Records from a collection of figures
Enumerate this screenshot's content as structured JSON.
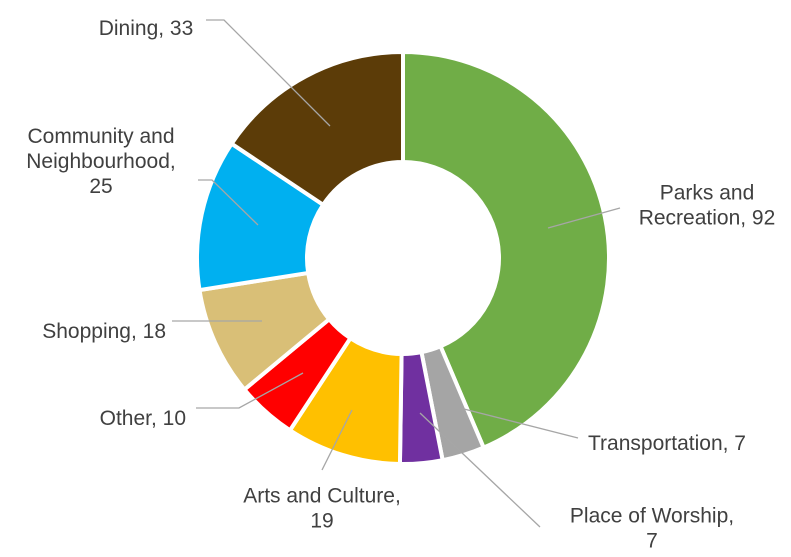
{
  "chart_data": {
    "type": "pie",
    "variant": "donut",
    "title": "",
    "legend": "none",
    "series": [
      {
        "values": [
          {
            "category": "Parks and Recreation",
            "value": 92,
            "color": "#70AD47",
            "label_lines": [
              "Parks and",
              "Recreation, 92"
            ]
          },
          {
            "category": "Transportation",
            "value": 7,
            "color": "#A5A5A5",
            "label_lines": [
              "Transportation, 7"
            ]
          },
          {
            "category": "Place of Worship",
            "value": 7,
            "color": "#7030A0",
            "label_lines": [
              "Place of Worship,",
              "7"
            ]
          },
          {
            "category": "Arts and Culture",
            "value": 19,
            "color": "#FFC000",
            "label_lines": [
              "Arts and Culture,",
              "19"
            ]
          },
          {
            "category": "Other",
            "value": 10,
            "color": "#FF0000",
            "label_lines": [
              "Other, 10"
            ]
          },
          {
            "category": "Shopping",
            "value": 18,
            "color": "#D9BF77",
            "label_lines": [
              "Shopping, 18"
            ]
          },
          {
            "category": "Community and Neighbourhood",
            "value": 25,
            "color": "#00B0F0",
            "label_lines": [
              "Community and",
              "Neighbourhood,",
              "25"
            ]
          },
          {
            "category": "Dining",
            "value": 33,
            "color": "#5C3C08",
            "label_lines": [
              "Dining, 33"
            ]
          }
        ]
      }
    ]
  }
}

---

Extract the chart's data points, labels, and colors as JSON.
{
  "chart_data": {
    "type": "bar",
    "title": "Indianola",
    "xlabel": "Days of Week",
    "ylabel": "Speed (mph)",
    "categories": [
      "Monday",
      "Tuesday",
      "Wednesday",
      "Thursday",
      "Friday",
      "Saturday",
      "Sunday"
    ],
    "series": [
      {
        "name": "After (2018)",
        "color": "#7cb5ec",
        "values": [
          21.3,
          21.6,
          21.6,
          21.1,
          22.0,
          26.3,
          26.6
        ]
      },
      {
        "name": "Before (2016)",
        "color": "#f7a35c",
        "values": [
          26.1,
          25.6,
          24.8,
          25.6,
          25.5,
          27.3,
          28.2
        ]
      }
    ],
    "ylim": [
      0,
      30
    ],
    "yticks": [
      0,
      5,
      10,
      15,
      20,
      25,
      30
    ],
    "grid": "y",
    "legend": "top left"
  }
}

...

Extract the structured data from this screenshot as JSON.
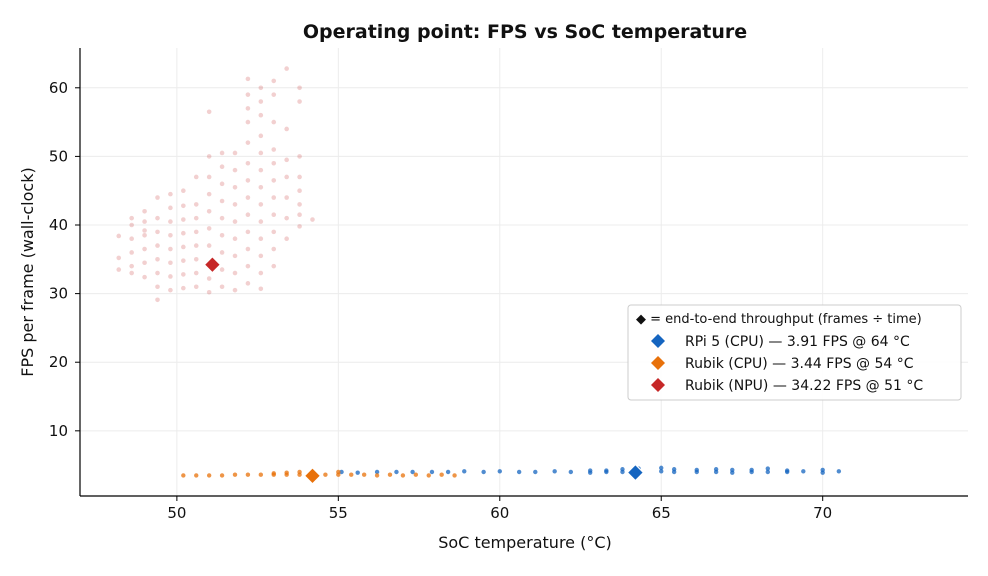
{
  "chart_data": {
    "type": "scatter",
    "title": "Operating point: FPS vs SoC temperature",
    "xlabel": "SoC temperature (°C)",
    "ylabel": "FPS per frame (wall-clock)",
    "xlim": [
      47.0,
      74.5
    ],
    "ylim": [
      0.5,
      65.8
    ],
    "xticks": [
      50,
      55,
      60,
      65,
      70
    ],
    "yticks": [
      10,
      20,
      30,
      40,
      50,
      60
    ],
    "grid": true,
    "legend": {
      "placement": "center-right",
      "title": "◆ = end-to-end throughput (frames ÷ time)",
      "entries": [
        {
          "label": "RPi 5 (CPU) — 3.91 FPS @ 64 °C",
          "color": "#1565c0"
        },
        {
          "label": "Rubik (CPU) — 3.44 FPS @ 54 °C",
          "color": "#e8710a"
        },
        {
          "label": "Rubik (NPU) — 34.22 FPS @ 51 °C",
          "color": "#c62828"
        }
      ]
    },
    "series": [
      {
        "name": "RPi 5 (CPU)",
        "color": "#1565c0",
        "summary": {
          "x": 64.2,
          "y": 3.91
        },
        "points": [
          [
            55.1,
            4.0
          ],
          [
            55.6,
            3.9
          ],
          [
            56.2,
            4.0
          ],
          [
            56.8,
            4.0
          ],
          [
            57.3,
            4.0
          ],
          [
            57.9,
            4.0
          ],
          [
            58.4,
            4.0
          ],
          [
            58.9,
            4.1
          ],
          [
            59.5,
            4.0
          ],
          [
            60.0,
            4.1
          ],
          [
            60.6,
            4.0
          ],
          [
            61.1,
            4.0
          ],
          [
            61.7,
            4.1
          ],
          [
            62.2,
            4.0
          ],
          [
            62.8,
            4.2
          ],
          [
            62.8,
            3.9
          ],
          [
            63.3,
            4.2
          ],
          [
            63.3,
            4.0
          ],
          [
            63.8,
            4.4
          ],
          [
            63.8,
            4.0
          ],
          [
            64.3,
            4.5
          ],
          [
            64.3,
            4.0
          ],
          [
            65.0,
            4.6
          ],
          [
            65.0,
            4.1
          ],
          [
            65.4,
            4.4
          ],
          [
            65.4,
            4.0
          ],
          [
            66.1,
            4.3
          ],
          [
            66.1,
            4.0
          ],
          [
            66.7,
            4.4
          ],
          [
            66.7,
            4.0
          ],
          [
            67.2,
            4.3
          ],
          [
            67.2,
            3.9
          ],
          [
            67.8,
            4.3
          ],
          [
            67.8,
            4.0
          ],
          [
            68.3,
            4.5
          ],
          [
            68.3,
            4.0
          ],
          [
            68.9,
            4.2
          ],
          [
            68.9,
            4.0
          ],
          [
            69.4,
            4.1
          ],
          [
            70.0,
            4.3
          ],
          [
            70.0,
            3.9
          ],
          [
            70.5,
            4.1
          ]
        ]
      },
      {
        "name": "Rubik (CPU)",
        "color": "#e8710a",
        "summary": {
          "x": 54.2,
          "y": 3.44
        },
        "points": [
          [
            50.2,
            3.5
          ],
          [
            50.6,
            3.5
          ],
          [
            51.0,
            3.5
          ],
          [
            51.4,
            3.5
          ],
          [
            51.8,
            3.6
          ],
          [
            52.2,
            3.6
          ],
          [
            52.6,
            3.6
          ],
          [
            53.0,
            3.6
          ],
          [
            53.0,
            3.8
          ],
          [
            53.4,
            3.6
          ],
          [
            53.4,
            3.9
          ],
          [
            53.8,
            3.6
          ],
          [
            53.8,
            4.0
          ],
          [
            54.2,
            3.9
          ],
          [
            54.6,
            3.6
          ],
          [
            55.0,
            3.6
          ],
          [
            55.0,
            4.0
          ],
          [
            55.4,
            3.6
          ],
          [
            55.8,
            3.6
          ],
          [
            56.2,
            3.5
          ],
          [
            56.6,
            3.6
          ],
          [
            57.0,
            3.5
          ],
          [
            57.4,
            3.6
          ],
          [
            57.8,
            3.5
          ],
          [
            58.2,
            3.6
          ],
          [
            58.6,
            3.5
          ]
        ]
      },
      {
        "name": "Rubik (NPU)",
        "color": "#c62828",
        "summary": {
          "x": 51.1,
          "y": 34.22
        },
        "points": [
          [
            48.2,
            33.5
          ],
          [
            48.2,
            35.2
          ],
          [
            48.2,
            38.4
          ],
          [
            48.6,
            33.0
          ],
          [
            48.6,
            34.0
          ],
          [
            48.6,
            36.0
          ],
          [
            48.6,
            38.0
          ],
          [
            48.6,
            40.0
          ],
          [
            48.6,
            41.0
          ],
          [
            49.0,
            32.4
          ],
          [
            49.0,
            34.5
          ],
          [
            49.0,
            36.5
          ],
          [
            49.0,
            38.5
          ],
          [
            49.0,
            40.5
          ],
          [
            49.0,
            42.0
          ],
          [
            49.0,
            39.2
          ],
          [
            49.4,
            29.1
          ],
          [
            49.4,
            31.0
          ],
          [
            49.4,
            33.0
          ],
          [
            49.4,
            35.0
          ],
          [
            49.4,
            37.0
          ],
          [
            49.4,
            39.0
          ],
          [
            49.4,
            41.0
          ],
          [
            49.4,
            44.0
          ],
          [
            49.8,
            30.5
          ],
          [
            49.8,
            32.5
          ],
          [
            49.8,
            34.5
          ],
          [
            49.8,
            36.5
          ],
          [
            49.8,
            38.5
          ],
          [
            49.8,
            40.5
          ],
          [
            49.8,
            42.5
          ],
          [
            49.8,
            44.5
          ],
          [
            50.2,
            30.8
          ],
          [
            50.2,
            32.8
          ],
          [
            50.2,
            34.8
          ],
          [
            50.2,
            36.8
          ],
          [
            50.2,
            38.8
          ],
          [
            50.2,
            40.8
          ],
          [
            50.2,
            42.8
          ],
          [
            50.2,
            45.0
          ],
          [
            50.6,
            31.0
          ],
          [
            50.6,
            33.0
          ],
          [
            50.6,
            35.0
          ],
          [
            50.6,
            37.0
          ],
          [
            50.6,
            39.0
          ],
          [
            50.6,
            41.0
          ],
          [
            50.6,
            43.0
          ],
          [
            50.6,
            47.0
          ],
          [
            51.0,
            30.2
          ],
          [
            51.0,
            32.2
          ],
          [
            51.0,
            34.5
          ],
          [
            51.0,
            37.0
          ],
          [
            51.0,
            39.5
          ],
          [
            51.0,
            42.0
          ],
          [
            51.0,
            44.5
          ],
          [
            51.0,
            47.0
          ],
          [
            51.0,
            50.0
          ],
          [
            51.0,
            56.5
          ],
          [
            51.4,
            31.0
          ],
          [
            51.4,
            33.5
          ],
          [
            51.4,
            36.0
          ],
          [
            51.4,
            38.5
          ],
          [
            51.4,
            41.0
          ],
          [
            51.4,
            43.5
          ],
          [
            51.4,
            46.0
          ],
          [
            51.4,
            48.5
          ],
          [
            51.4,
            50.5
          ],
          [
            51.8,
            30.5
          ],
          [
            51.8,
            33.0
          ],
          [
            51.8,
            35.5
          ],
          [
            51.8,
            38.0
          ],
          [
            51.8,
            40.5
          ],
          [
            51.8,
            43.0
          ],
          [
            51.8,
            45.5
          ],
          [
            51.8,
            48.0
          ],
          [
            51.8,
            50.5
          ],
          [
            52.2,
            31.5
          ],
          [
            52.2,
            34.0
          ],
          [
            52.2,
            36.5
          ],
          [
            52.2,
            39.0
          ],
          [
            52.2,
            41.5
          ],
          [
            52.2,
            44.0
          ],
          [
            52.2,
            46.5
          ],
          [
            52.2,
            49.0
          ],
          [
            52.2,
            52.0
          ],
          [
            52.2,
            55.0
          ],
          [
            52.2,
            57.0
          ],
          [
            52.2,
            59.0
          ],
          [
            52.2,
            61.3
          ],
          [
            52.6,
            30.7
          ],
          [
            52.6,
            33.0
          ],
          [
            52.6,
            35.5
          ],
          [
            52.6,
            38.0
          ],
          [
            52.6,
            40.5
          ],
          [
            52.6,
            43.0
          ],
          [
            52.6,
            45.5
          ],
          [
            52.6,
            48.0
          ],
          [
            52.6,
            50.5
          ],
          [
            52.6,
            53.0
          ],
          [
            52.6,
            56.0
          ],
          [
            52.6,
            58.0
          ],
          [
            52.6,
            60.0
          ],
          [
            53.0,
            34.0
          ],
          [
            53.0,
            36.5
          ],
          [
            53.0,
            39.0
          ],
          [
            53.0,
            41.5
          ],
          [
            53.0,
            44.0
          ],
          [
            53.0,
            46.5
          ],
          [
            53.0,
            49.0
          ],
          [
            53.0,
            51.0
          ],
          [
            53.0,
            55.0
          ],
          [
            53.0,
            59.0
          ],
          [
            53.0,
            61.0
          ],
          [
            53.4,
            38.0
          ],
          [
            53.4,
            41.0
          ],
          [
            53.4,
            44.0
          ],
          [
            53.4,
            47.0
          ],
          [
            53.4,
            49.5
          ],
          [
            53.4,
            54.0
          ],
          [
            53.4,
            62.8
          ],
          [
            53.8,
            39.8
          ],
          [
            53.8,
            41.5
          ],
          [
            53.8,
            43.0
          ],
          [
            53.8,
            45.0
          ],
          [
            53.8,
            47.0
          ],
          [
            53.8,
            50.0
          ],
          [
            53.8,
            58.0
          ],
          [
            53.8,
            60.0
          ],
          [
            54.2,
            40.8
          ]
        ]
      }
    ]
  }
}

What the task asks
What is the number of lines in this material that hold the string "Rubik"? Answer with that number only.

Problem solution
4